Extracted data entries:
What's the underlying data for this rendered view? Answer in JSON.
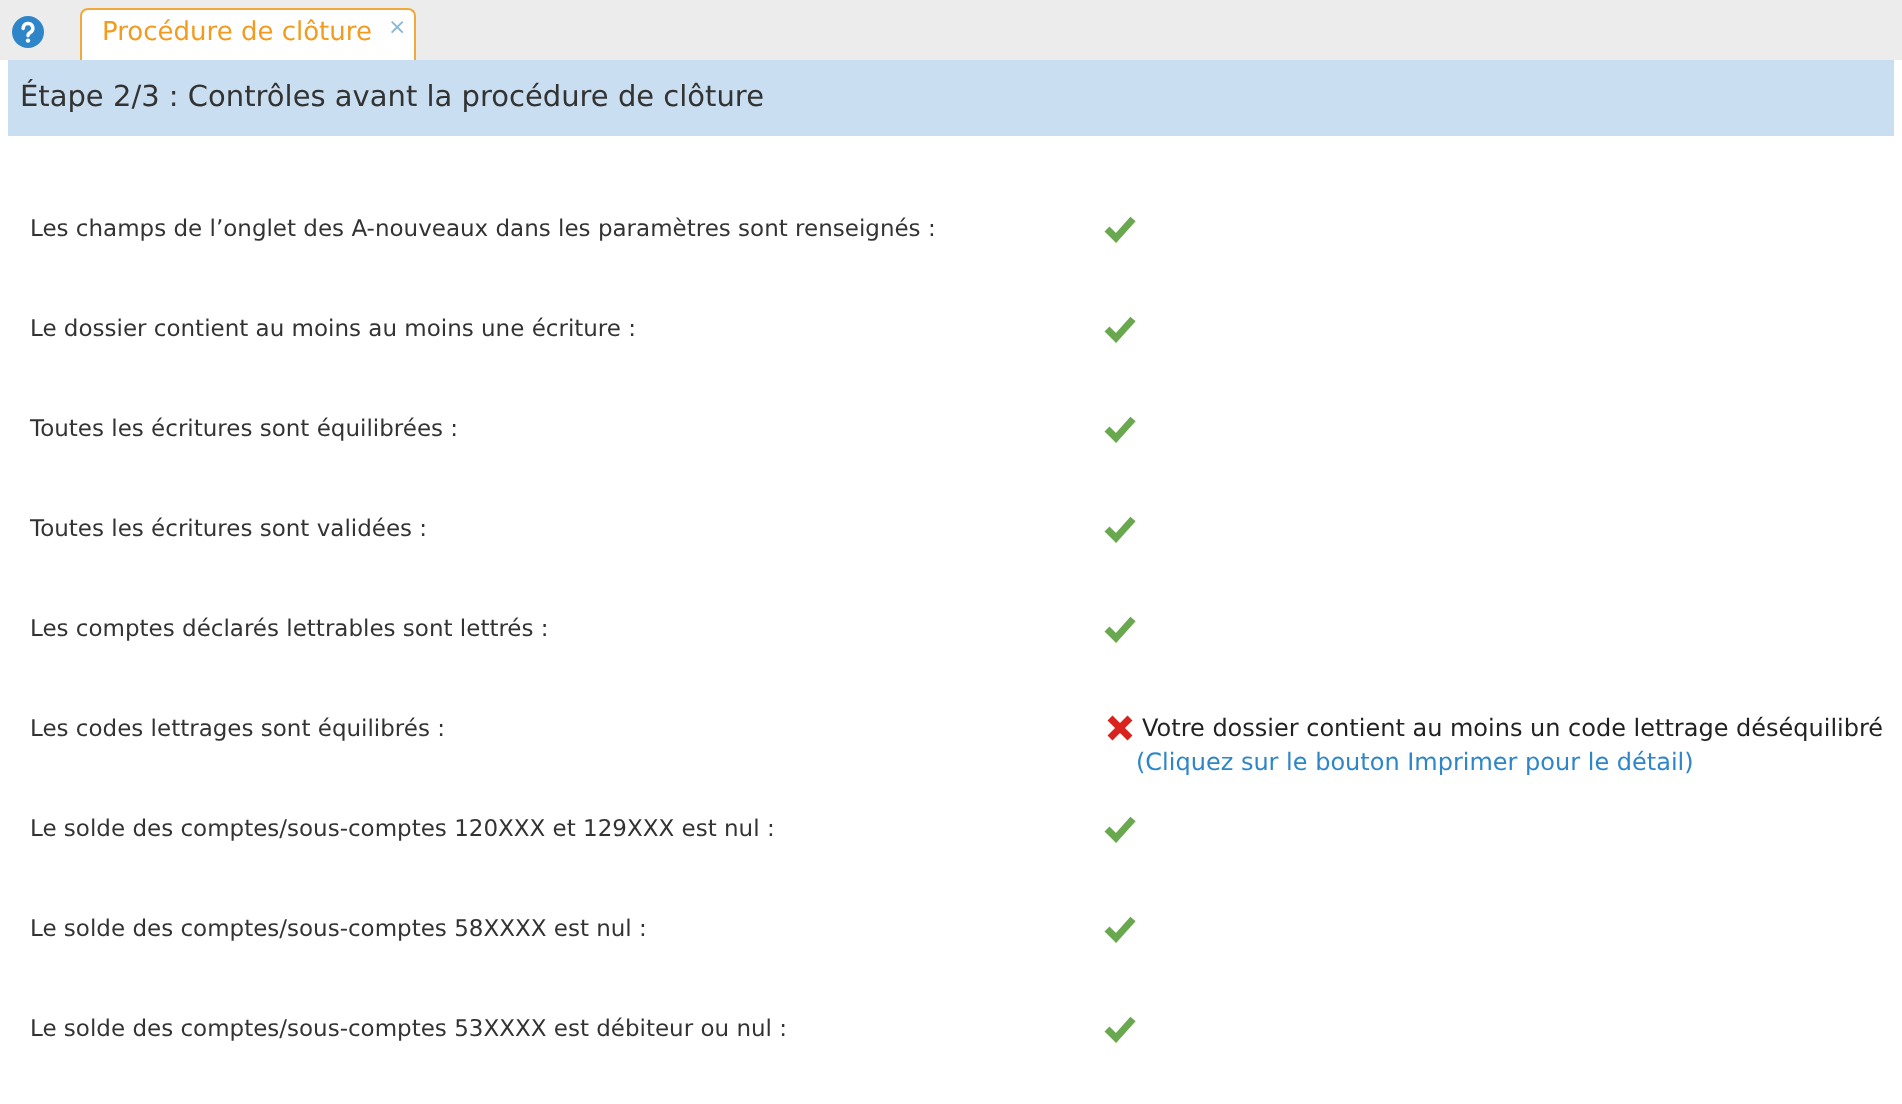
{
  "tabs": [
    {
      "label": "Procédure de clôture",
      "selected": true,
      "close": "×"
    }
  ],
  "step_header": {
    "title": "Étape 2/3 : Contrôles avant la procédure de clôture"
  },
  "checks": [
    {
      "label": "Les champs de l’onglet des A-nouveaux dans les paramètres sont renseignés :",
      "passed": true
    },
    {
      "label": "Le dossier contient au moins au moins une écriture :",
      "passed": true
    },
    {
      "label": "Toutes les écritures sont équilibrées :",
      "passed": true
    },
    {
      "label": "Toutes les écritures sont validées :",
      "passed": true
    },
    {
      "label": "Les comptes déclarés lettrables sont lettrés :",
      "passed": true
    },
    {
      "label": "Les codes lettrages sont équilibrés :",
      "passed": false,
      "message": "Votre dossier contient au moins un code lettrage déséquilibré",
      "detail_link": "(Cliquez sur le bouton Imprimer pour le détail)"
    },
    {
      "label": "Le solde des comptes/sous-comptes 120XXX et 129XXX est nul :",
      "passed": true
    },
    {
      "label": "Le solde des comptes/sous-comptes 58XXXX est nul :",
      "passed": true
    },
    {
      "label": "Le solde des comptes/sous-comptes 53XXXX est débiteur ou nul :",
      "passed": true
    }
  ]
}
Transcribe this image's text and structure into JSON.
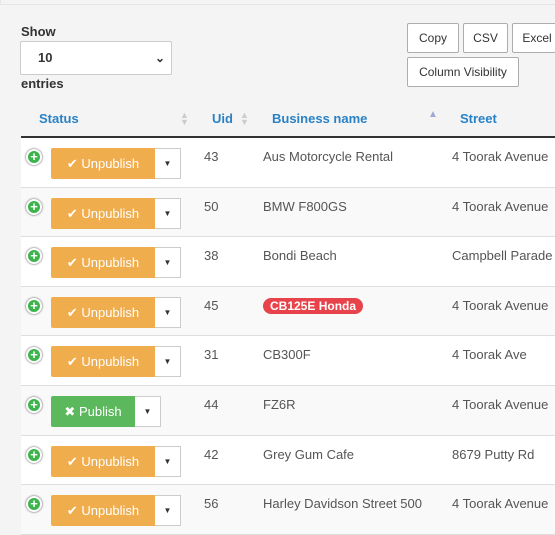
{
  "length": {
    "show_label": "Show",
    "value": "10",
    "entries_label": "entries"
  },
  "export_buttons": [
    "Copy",
    "CSV",
    "Excel",
    "Column Visibility"
  ],
  "columns": [
    "Status",
    "Uid",
    "Business name",
    "Street"
  ],
  "rows": [
    {
      "status": "Unpublish",
      "uid": "43",
      "name": "Aus Motorcycle Rental",
      "street": "4 Toorak Avenue"
    },
    {
      "status": "Unpublish",
      "uid": "50",
      "name": "BMW F800GS",
      "street": "4 Toorak Avenue"
    },
    {
      "status": "Unpublish",
      "uid": "38",
      "name": "Bondi Beach",
      "street": "Campbell Parade"
    },
    {
      "status": "Unpublish",
      "uid": "45",
      "name": "CB125E Honda",
      "street": "4 Toorak Avenue",
      "highlighted": true
    },
    {
      "status": "Unpublish",
      "uid": "31",
      "name": "CB300F",
      "street": "4 Toorak Ave"
    },
    {
      "status": "Publish",
      "uid": "44",
      "name": "FZ6R",
      "street": "4 Toorak Avenue"
    },
    {
      "status": "Unpublish",
      "uid": "42",
      "name": "Grey Gum Cafe",
      "street": "8679 Putty Rd"
    },
    {
      "status": "Unpublish",
      "uid": "56",
      "name": "Harley Davidson Street 500",
      "street": "4 Toorak Avenue"
    }
  ],
  "icons": {
    "expand": "plus-circle-icon",
    "unpublish": "check-icon",
    "publish": "times-icon",
    "dropdown": "caret-down-icon"
  },
  "colors": {
    "unpublish": "#f0ad4e",
    "publish": "#5cb85c",
    "header": "#2a82c6",
    "badge": "#e8434b"
  }
}
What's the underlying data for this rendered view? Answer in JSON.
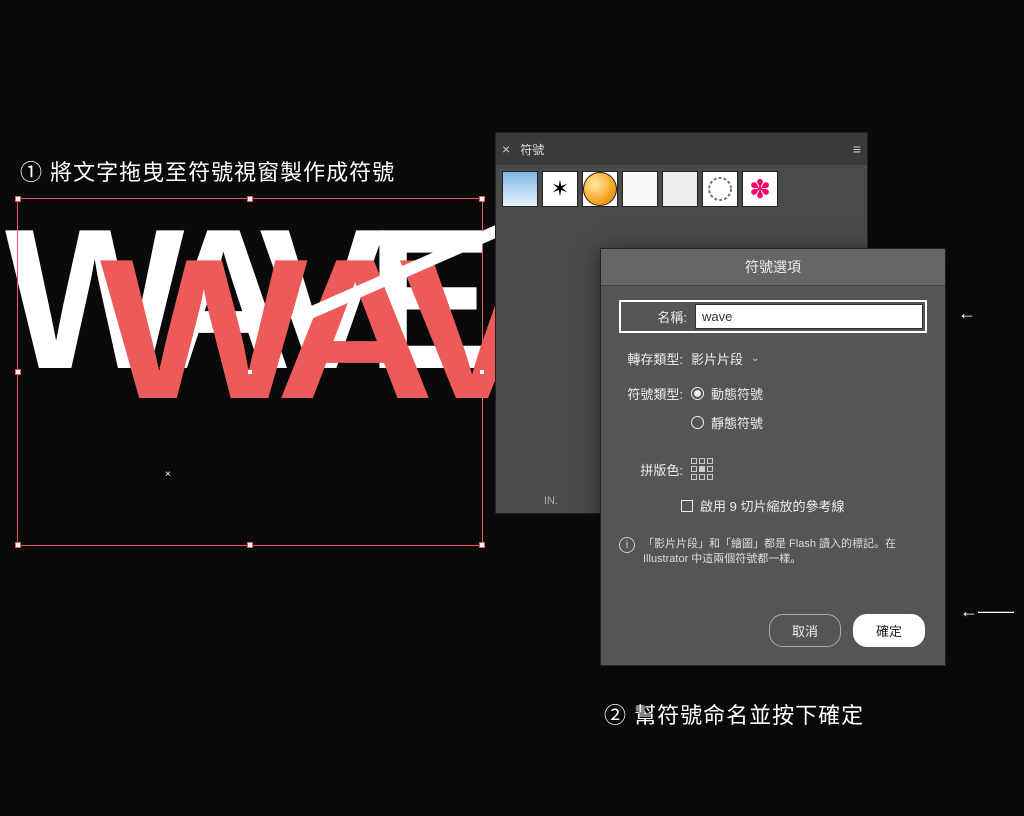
{
  "instructions": {
    "step1": "① 將文字拖曳至符號視窗製作成符號",
    "step2": "② 幫符號命名並按下確定"
  },
  "canvas": {
    "text_white": "WAVE",
    "text_red": "WAVE"
  },
  "symbols_panel": {
    "title": "符號",
    "bottom_label": "IN.",
    "swatches": [
      "gradient",
      "splatter",
      "orange",
      "light",
      "box",
      "ring",
      "flower"
    ]
  },
  "dialog": {
    "title": "符號選項",
    "name_label": "名稱:",
    "name_value": "wave",
    "export_type_label": "轉存類型:",
    "export_type_value": "影片片段",
    "symbol_type_label": "符號類型:",
    "symbol_type_dynamic": "動態符號",
    "symbol_type_static": "靜態符號",
    "registration_label": "拼版色:",
    "slice_guides": "啟用 9 切片縮放的參考線",
    "info_text": "「影片片段」和「繪圖」都是 Flash 讀入的標記。在 Illustrator 中這兩個符號都一樣。",
    "cancel": "取消",
    "ok": "確定"
  }
}
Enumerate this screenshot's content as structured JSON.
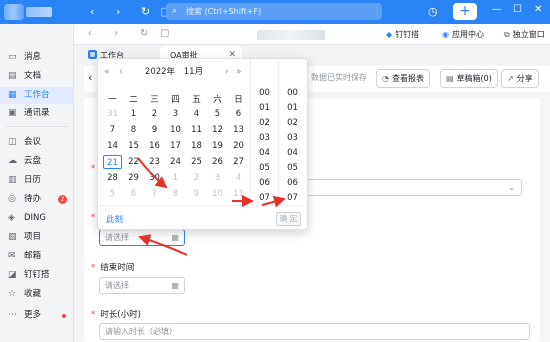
{
  "topbar": {
    "search_placeholder": "搜索 (Ctrl+Shift+F)",
    "history_icon": "history-icon",
    "add_label": "+",
    "window_controls": [
      "—",
      "☐",
      "✕"
    ]
  },
  "sidebar": {
    "items": [
      {
        "label": "消息",
        "icon": "message-icon"
      },
      {
        "label": "文档",
        "icon": "document-icon"
      },
      {
        "label": "工作台",
        "icon": "workbench-icon",
        "active": true
      },
      {
        "label": "通讯录",
        "icon": "contacts-icon"
      },
      {
        "label": "会议",
        "icon": "meeting-icon"
      },
      {
        "label": "云盘",
        "icon": "cloud-icon"
      },
      {
        "label": "日历",
        "icon": "calendar-icon"
      },
      {
        "label": "待办",
        "icon": "todo-icon",
        "badge": "2"
      },
      {
        "label": "DING",
        "icon": "ding-icon"
      },
      {
        "label": "项目",
        "icon": "project-icon"
      },
      {
        "label": "邮箱",
        "icon": "mail-icon"
      },
      {
        "label": "钉钉搭",
        "icon": "builder-icon"
      },
      {
        "label": "收藏",
        "icon": "favorite-icon"
      },
      {
        "label": "更多",
        "icon": "more-icon",
        "dot": true
      }
    ]
  },
  "toolbar": {
    "right_items": [
      "钉钉搭",
      "应用中心",
      "独立窗口"
    ]
  },
  "tabs": [
    {
      "label": "工作台"
    },
    {
      "label": "OA审批",
      "active": true
    }
  ],
  "form_header": {
    "draft_note": "数据已实时保存",
    "buttons": [
      "查看报表",
      "草稿箱(0)",
      "分享"
    ]
  },
  "form": {
    "start_placeholder": "请选择",
    "end_label": "结束时间",
    "end_placeholder": "请选择",
    "duration_label": "时长(小时)",
    "duration_placeholder": "请输入时长（必填）"
  },
  "datepicker": {
    "year": "2022年",
    "month": "11月",
    "weekdays": [
      "一",
      "二",
      "三",
      "四",
      "五",
      "六",
      "日"
    ],
    "weeks": [
      [
        "31",
        "1",
        "2",
        "3",
        "4",
        "5",
        "6"
      ],
      [
        "7",
        "8",
        "9",
        "10",
        "11",
        "12",
        "13"
      ],
      [
        "14",
        "15",
        "16",
        "17",
        "18",
        "19",
        "20"
      ],
      [
        "21",
        "22",
        "23",
        "24",
        "25",
        "26",
        "27"
      ],
      [
        "28",
        "29",
        "30",
        "1",
        "2",
        "3",
        "4"
      ],
      [
        "5",
        "6",
        "7",
        "8",
        "9",
        "10",
        "11"
      ]
    ],
    "today": "21",
    "hours": [
      "00",
      "01",
      "02",
      "03",
      "04",
      "05",
      "06",
      "07"
    ],
    "minutes": [
      "00",
      "01",
      "02",
      "03",
      "04",
      "05",
      "06",
      "07"
    ],
    "now_label": "此刻",
    "ok_label": "确 定"
  },
  "colors": {
    "accent": "#2a84f6",
    "annotation_arrow": "#e5322d"
  }
}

• EXERCISE OBJECTIVE: Return the listing above word for word, with the pictures removed.

• EXERCISE ANSWER:
What's the underlying data for this rendered view? Answer in JSON.
{
  "tabs": [
    {
      "label": "Procédure de clôture",
      "selected": true,
      "close": "×"
    }
  ],
  "step_header": {
    "title": "Étape 2/3 : Contrôles avant la procédure de clôture"
  },
  "checks": [
    {
      "label": "Les champs de l’onglet des A-nouveaux dans les paramètres sont renseignés :",
      "passed": true
    },
    {
      "label": "Le dossier contient au moins au moins une écriture :",
      "passed": true
    },
    {
      "label": "Toutes les écritures sont équilibrées :",
      "passed": true
    },
    {
      "label": "Toutes les écritures sont validées :",
      "passed": true
    },
    {
      "label": "Les comptes déclarés lettrables sont lettrés :",
      "passed": true
    },
    {
      "label": "Les codes lettrages sont équilibrés :",
      "passed": false,
      "message": "Votre dossier contient au moins un code lettrage déséquilibré",
      "detail_link": "(Cliquez sur le bouton Imprimer pour le détail)"
    },
    {
      "label": "Le solde des comptes/sous-comptes 120XXX et 129XXX est nul :",
      "passed": true
    },
    {
      "label": "Le solde des comptes/sous-comptes 58XXXX est nul :",
      "passed": true
    },
    {
      "label": "Le solde des comptes/sous-comptes 53XXXX est débiteur ou nul :",
      "passed": true
    }
  ]
}
Transcribe this image's text and structure into JSON.
{
  "length": {
    "show_label": "Show",
    "value": "10",
    "entries_label": "entries"
  },
  "export_buttons": [
    "Copy",
    "CSV",
    "Excel",
    "Column Visibility"
  ],
  "columns": [
    "Status",
    "Uid",
    "Business name",
    "Street"
  ],
  "rows": [
    {
      "status": "Unpublish",
      "uid": "43",
      "name": "Aus Motorcycle Rental",
      "street": "4 Toorak Avenue"
    },
    {
      "status": "Unpublish",
      "uid": "50",
      "name": "BMW F800GS",
      "street": "4 Toorak Avenue"
    },
    {
      "status": "Unpublish",
      "uid": "38",
      "name": "Bondi Beach",
      "street": "Campbell Parade"
    },
    {
      "status": "Unpublish",
      "uid": "45",
      "name": "CB125E Honda",
      "street": "4 Toorak Avenue",
      "highlighted": true
    },
    {
      "status": "Unpublish",
      "uid": "31",
      "name": "CB300F",
      "street": "4 Toorak Ave"
    },
    {
      "status": "Publish",
      "uid": "44",
      "name": "FZ6R",
      "street": "4 Toorak Avenue"
    },
    {
      "status": "Unpublish",
      "uid": "42",
      "name": "Grey Gum Cafe",
      "street": "8679 Putty Rd"
    },
    {
      "status": "Unpublish",
      "uid": "56",
      "name": "Harley Davidson Street 500",
      "street": "4 Toorak Avenue"
    }
  ],
  "icons": {
    "expand": "plus-circle-icon",
    "unpublish": "check-icon",
    "publish": "times-icon",
    "dropdown": "caret-down-icon"
  },
  "colors": {
    "unpublish": "#f0ad4e",
    "publish": "#5cb85c",
    "header": "#2a82c6",
    "badge": "#e8434b"
  }
}
What's the underlying data for this rendered view? Answer in JSON.
{
  "instructions": {
    "step1": "① 將文字拖曳至符號視窗製作成符號",
    "step2": "② 幫符號命名並按下確定"
  },
  "canvas": {
    "text_white": "WAVE",
    "text_red": "WAVE"
  },
  "symbols_panel": {
    "title": "符號",
    "bottom_label": "IN.",
    "swatches": [
      "gradient",
      "splatter",
      "orange",
      "light",
      "box",
      "ring",
      "flower"
    ]
  },
  "dialog": {
    "title": "符號選項",
    "name_label": "名稱:",
    "name_value": "wave",
    "export_type_label": "轉存類型:",
    "export_type_value": "影片片段",
    "symbol_type_label": "符號類型:",
    "symbol_type_dynamic": "動態符號",
    "symbol_type_static": "靜態符號",
    "registration_label": "拼版色:",
    "slice_guides": "啟用 9 切片縮放的參考線",
    "info_text": "「影片片段」和「繪圖」都是 Flash 讀入的標記。在 Illustrator 中這兩個符號都一樣。",
    "cancel": "取消",
    "ok": "確定"
  }
}
Enumerate this screenshot's content as structured JSON.
{
  "topbar": {
    "search_placeholder": "搜索 (Ctrl+Shift+F)",
    "history_icon": "history-icon",
    "add_label": "+",
    "window_controls": [
      "—",
      "☐",
      "✕"
    ]
  },
  "sidebar": {
    "items": [
      {
        "label": "消息",
        "icon": "message-icon"
      },
      {
        "label": "文档",
        "icon": "document-icon"
      },
      {
        "label": "工作台",
        "icon": "workbench-icon",
        "active": true
      },
      {
        "label": "通讯录",
        "icon": "contacts-icon"
      },
      {
        "label": "会议",
        "icon": "meeting-icon"
      },
      {
        "label": "云盘",
        "icon": "cloud-icon"
      },
      {
        "label": "日历",
        "icon": "calendar-icon"
      },
      {
        "label": "待办",
        "icon": "todo-icon",
        "badge": "2"
      },
      {
        "label": "DING",
        "icon": "ding-icon"
      },
      {
        "label": "项目",
        "icon": "project-icon"
      },
      {
        "label": "邮箱",
        "icon": "mail-icon"
      },
      {
        "label": "钉钉搭",
        "icon": "builder-icon"
      },
      {
        "label": "收藏",
        "icon": "favorite-icon"
      },
      {
        "label": "更多",
        "icon": "more-icon",
        "dot": true
      }
    ]
  },
  "toolbar": {
    "right_items": [
      "钉钉搭",
      "应用中心",
      "独立窗口"
    ]
  },
  "tabs": [
    {
      "label": "工作台"
    },
    {
      "label": "OA审批",
      "active": true
    }
  ],
  "form_header": {
    "draft_note": "数据已实时保存",
    "buttons": [
      "查看报表",
      "草稿箱(0)",
      "分享"
    ]
  },
  "form": {
    "start_placeholder": "请选择",
    "end_label": "结束时间",
    "end_placeholder": "请选择",
    "duration_label": "时长(小时)",
    "duration_placeholder": "请输入时长（必填）"
  },
  "datepicker": {
    "year": "2022年",
    "month": "11月",
    "weekdays": [
      "一",
      "二",
      "三",
      "四",
      "五",
      "六",
      "日"
    ],
    "weeks": [
      [
        "31",
        "1",
        "2",
        "3",
        "4",
        "5",
        "6"
      ],
      [
        "7",
        "8",
        "9",
        "10",
        "11",
        "12",
        "13"
      ],
      [
        "14",
        "15",
        "16",
        "17",
        "18",
        "19",
        "20"
      ],
      [
        "21",
        "22",
        "23",
        "24",
        "25",
        "26",
        "27"
      ],
      [
        "28",
        "29",
        "30",
        "1",
        "2",
        "3",
        "4"
      ],
      [
        "5",
        "6",
        "7",
        "8",
        "9",
        "10",
        "11"
      ]
    ],
    "today": "21",
    "hours": [
      "00",
      "01",
      "02",
      "03",
      "04",
      "05",
      "06",
      "07"
    ],
    "minutes": [
      "00",
      "01",
      "02",
      "03",
      "04",
      "05",
      "06",
      "07"
    ],
    "now_label": "此刻",
    "ok_label": "确 定"
  },
  "colors": {
    "accent": "#2a84f6",
    "annotation_arrow": "#e5322d"
  }
}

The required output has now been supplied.